-- Start Task inputs --

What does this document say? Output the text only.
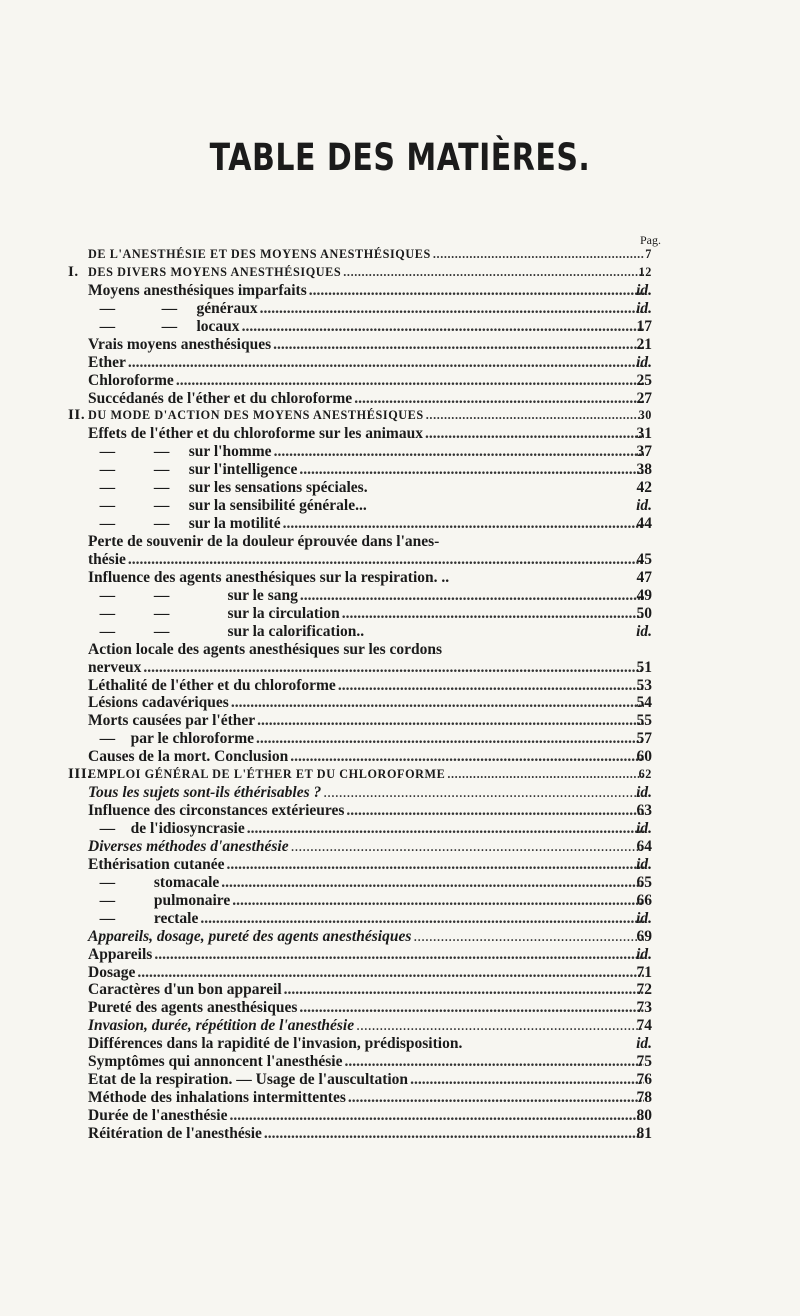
TABLE DES MATIÈRES.
Pag.
DE L'ANESTHÉSIE ET DES MOYENS ANESTHÉSIQUES .....	7
I. DES DIVERS MOYENS ANESTHÉSIQUES .....	12
Moyens anesthésiques imparfaits .....	id.
—            —     généraux .....	id.
—            —     locaux .....	17
Vrais moyens anesthésiques .....	21
Ether .....	id.
Chloroforme .....	25
Succédanés de l'éther et du chloroforme .....	27
II. DU MODE D'ACTION DES MOYENS ANESTHÉSIQUES .....	30
Effets de l'éther et du chloroforme sur les animaux .....	31
—          —     sur l'homme .....	37
—          —     sur l'intelligence .....	38
—          —     sur les sensations spéciales.	42
—          —     sur la sensibilité générale...	id.
—          —     sur la motilité .....	44
Perte de souvenir de la douleur éprouvée dans l'anes-
thésie .....	45
Influence des agents anesthésiques sur la respiration. ..	47
—          —               sur le sang .....	49
—          —               sur la circulation .....	50
—          —               sur la calorification..	id.
Action locale des agents anesthésiques sur les cordons
nerveux .....	51
Léthalité de l'éther et du chloroforme .....	53
Lésions cadavériques .....	54
Morts causées par l'éther .....	55
—    par le chloroforme .....	57
Causes de la mort. Conclusion .....	60
III.
EMPLOI GÉNÉRAL DE L'ÉTHER ET DU CHLOROFORME .....	62
Tous les sujets sont-ils éthérisables ? .....	id.
Influence des circonstances extérieures .....	63
—    de l'idiosyncrasie .....	id.
Diverses méthodes d'anesthésie .....	64
Ethérisation cutanée .....	id.
—          stomacale .....	65
—          pulmonaire .....	66
—          rectale .....	id.
Appareils, dosage, pureté des agents anesthésiques .....	69
Appareils .....	id.
Dosage .....	71
Caractères d'un bon appareil .....	72
Pureté des agents anesthésiques .....	73
Invasion, durée, répétition de l'anesthésie .....	74
Différences dans la rapidité de l'invasion, prédisposition.	id.
Symptômes qui annoncent l'anesthésie .....	75
Etat de la respiration. — Usage de l'auscultation .....	76
Méthode des inhalations intermittentes .....	78
Durée de l'anesthésie .....	80
Réitération de l'anesthésie .....	81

-- End Task inputs --

## Task goal
Pictures stay out; repeat all the rest of the records exactly.

## Response to the exercise
What does this document say? Output the text only.
TABLE DES MATIÈRES.
Pag.
DE L'ANESTHÉSIE ET DES MOYENS ANESTHÉSIQUES .....	7
I. DES DIVERS MOYENS ANESTHÉSIQUES .....	12
Moyens anesthésiques imparfaits .....	id.
—            —     généraux .....	id.
—            —     locaux .....	17
Vrais moyens anesthésiques .....	21
Ether .....	id.
Chloroforme .....	25
Succédanés de l'éther et du chloroforme .....	27
II. DU MODE D'ACTION DES MOYENS ANESTHÉSIQUES .....	30
Effets de l'éther et du chloroforme sur les animaux .....	31
—          —     sur l'homme .....	37
—          —     sur l'intelligence .....	38
—          —     sur les sensations spéciales.	42
—          —     sur la sensibilité générale...	id.
—          —     sur la motilité .....	44
Perte de souvenir de la douleur éprouvée dans l'anes-
thésie .....	45
Influence des agents anesthésiques sur la respiration. ..	47
—          —               sur le sang .....	49
—          —               sur la circulation .....	50
—          —               sur la calorification..	id.
Action locale des agents anesthésiques sur les cordons
nerveux .....	51
Léthalité de l'éther et du chloroforme .....	53
Lésions cadavériques .....	54
Morts causées par l'éther .....	55
—    par le chloroforme .....	57
Causes de la mort. Conclusion .....	60
III.
EMPLOI GÉNÉRAL DE L'ÉTHER ET DU CHLOROFORME .....	62
Tous les sujets sont-ils éthérisables ? .....	id.
Influence des circonstances extérieures .....	63
—    de l'idiosyncrasie .....	id.
Diverses méthodes d'anesthésie .....	64
Ethérisation cutanée .....	id.
—          stomacale .....	65
—          pulmonaire .....	66
—          rectale .....	id.
Appareils, dosage, pureté des agents anesthésiques .....	69
Appareils .....	id.
Dosage .....	71
Caractères d'un bon appareil .....	72
Pureté des agents anesthésiques .....	73
Invasion, durée, répétition de l'anesthésie .....	74
Différences dans la rapidité de l'invasion, prédisposition.	id.
Symptômes qui annoncent l'anesthésie .....	75
Etat de la respiration. — Usage de l'auscultation .....	76
Méthode des inhalations intermittentes .....	78
Durée de l'anesthésie .....	80
Réitération de l'anesthésie .....	81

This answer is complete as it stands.